WHAT THE TASK ASKS: What lines of the data hold the string "坚持依法治税"? Pull each one out.

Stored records
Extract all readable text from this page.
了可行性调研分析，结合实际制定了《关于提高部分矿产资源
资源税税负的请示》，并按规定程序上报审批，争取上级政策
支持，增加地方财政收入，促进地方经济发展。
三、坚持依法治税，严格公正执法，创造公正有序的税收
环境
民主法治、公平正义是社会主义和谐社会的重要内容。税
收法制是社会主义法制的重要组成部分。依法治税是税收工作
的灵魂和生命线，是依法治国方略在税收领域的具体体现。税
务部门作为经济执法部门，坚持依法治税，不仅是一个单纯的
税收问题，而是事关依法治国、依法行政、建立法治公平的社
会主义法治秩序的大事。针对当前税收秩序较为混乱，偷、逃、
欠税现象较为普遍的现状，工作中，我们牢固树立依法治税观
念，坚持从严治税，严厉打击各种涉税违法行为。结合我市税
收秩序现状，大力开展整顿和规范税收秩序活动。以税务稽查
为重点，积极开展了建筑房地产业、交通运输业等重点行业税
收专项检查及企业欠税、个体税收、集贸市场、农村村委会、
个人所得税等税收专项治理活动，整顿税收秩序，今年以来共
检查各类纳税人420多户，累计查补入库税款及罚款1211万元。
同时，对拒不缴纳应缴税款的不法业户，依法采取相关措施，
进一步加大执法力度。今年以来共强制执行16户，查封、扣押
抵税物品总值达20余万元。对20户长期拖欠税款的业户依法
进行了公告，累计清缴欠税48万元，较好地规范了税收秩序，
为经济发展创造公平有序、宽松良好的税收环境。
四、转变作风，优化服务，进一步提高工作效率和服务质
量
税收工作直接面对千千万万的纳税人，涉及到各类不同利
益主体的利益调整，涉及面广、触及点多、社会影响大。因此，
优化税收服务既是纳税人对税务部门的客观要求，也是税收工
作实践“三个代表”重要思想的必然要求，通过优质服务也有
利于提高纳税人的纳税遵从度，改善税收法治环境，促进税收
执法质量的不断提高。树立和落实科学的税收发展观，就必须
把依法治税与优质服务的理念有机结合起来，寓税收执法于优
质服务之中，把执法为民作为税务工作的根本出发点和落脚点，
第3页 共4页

TASK RESPONSE:
三、坚持依法治税，严格公正执法，创造公正有序的税收
务部门作为经济执法部门，坚持依法治税，不仅是一个单纯的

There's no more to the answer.